## Instructions for the task:
Below is a block of records: output all of them exactly and leave out the pictures.

>>>>

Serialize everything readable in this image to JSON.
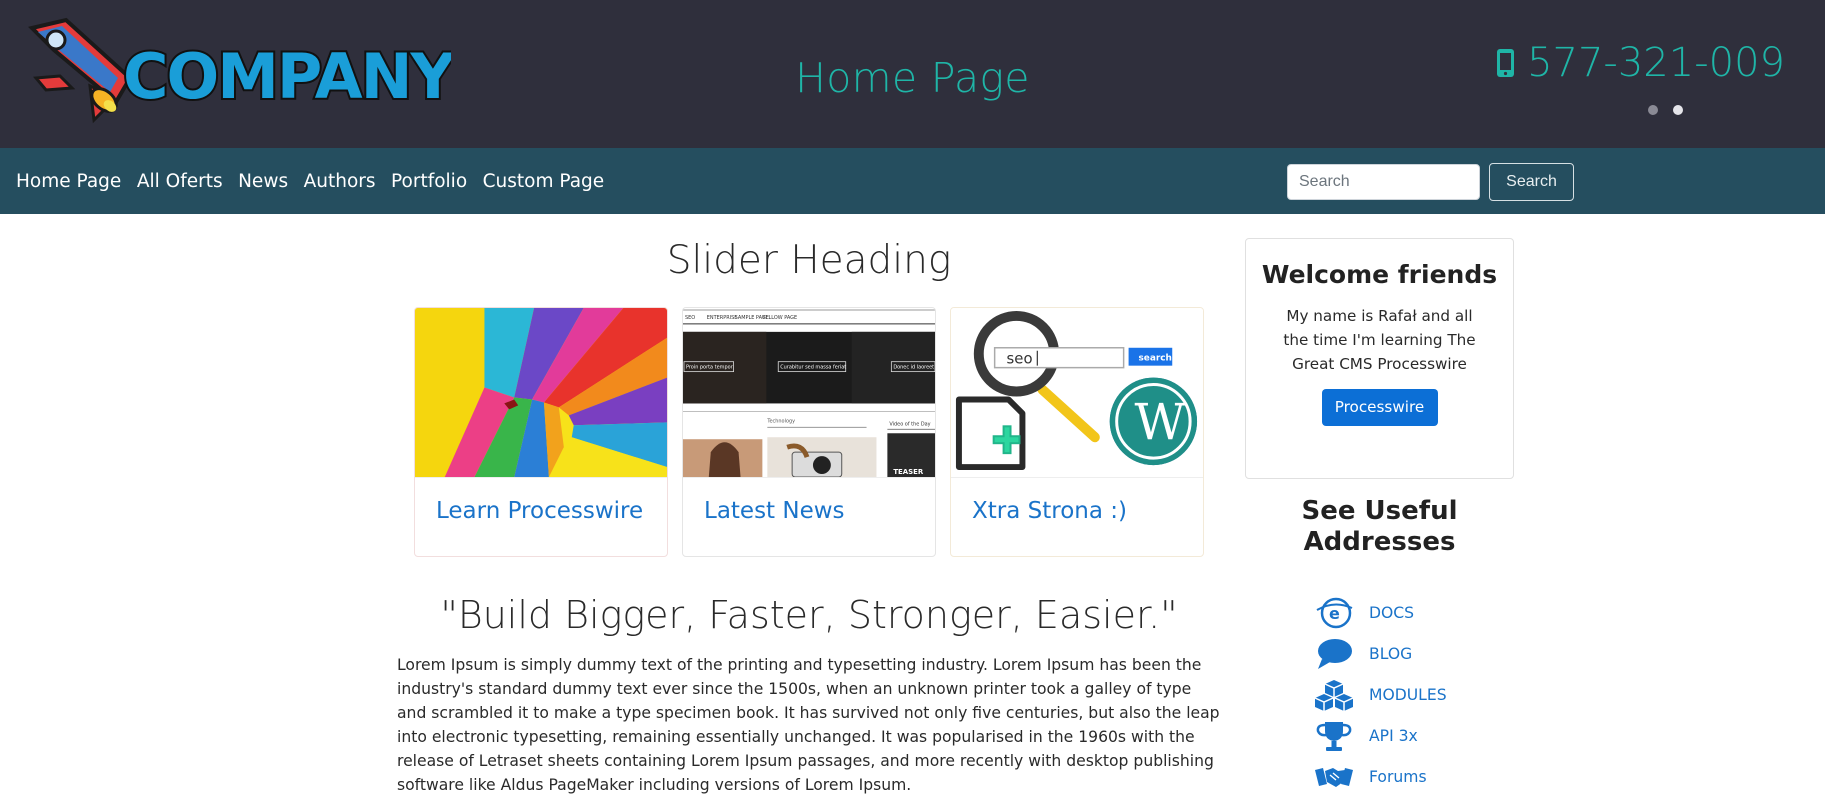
{
  "header": {
    "logo_text": "COMPANY",
    "page_title": "Home Page",
    "phone": "577-321-009",
    "carousel_dots": 2
  },
  "nav": {
    "items": [
      "Home Page",
      "All Oferts",
      "News",
      "Authors",
      "Portfolio",
      "Custom Page"
    ],
    "search_placeholder": "Search",
    "search_button": "Search"
  },
  "main": {
    "slider_heading": "Slider Heading",
    "cards": [
      {
        "title": "Learn Processwire"
      },
      {
        "title": "Latest News"
      },
      {
        "title": "Xtra Strona :)"
      }
    ],
    "card2_image_text": {
      "menu": [
        "SEO",
        "ENTERPRISE",
        "SAMPLE PAGE",
        "YELLOW PAGE"
      ],
      "banners": [
        "Proin porta tempor",
        "Curabitur sed massa feriat",
        "Donec id laoreet"
      ],
      "section": "Technology",
      "side": "Video of the Day",
      "teaser": "TEASER"
    },
    "card3_image_text": {
      "search_value": "seo",
      "search_button": "search"
    },
    "quote": "\"Build Bigger, Faster, Stronger, Easier.\"",
    "body_text": "Lorem Ipsum is simply dummy text of the printing and typesetting industry. Lorem Ipsum has been the industry's standard dummy text ever since the 1500s, when an unknown printer took a galley of type and scrambled it to make a type specimen book. It has survived not only five centuries, but also the leap into electronic typesetting, remaining essentially unchanged. It was popularised in the 1960s with the release of Letraset sheets containing Lorem Ipsum passages, and more recently with desktop publishing software like Aldus PageMaker including versions of Lorem Ipsum."
  },
  "sidebar": {
    "welcome_title": "Welcome friends",
    "welcome_text": "My name is Rafał and all the time I'm learning The Great CMS Processwire",
    "welcome_button": "Processwire",
    "useful_title": "See Useful Addresses",
    "links": [
      {
        "label": "DOCS",
        "icon": "docs-icon"
      },
      {
        "label": "BLOG",
        "icon": "blog-icon"
      },
      {
        "label": "MODULES",
        "icon": "modules-icon"
      },
      {
        "label": "API 3x",
        "icon": "trophy-icon"
      },
      {
        "label": "Forums",
        "icon": "handshake-icon"
      }
    ]
  },
  "colors": {
    "header_bg": "#2f2f3c",
    "accent_teal": "#1fb5a7",
    "navbar_bg": "#254e5f",
    "link_blue": "#1a73c9",
    "button_blue": "#0c6fd6"
  }
}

<<<<

## Finished task:
Serialize everything readable in this image to JSON.
{
  "header": {
    "logo_text": "COMPANY",
    "page_title": "Home Page",
    "phone": "577-321-009",
    "carousel_dots": 2
  },
  "nav": {
    "items": [
      "Home Page",
      "All Oferts",
      "News",
      "Authors",
      "Portfolio",
      "Custom Page"
    ],
    "search_placeholder": "Search",
    "search_button": "Search"
  },
  "main": {
    "slider_heading": "Slider Heading",
    "cards": [
      {
        "title": "Learn Processwire"
      },
      {
        "title": "Latest News"
      },
      {
        "title": "Xtra Strona :)"
      }
    ],
    "card2_image_text": {
      "menu": [
        "SEO",
        "ENTERPRISE",
        "SAMPLE PAGE",
        "YELLOW PAGE"
      ],
      "banners": [
        "Proin porta tempor",
        "Curabitur sed massa feriat",
        "Donec id laoreet"
      ],
      "section": "Technology",
      "side": "Video of the Day",
      "teaser": "TEASER"
    },
    "card3_image_text": {
      "search_value": "seo",
      "search_button": "search"
    },
    "quote": "\"Build Bigger, Faster, Stronger, Easier.\"",
    "body_text": "Lorem Ipsum is simply dummy text of the printing and typesetting industry. Lorem Ipsum has been the industry's standard dummy text ever since the 1500s, when an unknown printer took a galley of type and scrambled it to make a type specimen book. It has survived not only five centuries, but also the leap into electronic typesetting, remaining essentially unchanged. It was popularised in the 1960s with the release of Letraset sheets containing Lorem Ipsum passages, and more recently with desktop publishing software like Aldus PageMaker including versions of Lorem Ipsum."
  },
  "sidebar": {
    "welcome_title": "Welcome friends",
    "welcome_text": "My name is Rafał and all the time I'm learning The Great CMS Processwire",
    "welcome_button": "Processwire",
    "useful_title": "See Useful Addresses",
    "links": [
      {
        "label": "DOCS",
        "icon": "docs-icon"
      },
      {
        "label": "BLOG",
        "icon": "blog-icon"
      },
      {
        "label": "MODULES",
        "icon": "modules-icon"
      },
      {
        "label": "API 3x",
        "icon": "trophy-icon"
      },
      {
        "label": "Forums",
        "icon": "handshake-icon"
      }
    ]
  },
  "colors": {
    "header_bg": "#2f2f3c",
    "accent_teal": "#1fb5a7",
    "navbar_bg": "#254e5f",
    "link_blue": "#1a73c9",
    "button_blue": "#0c6fd6"
  }
}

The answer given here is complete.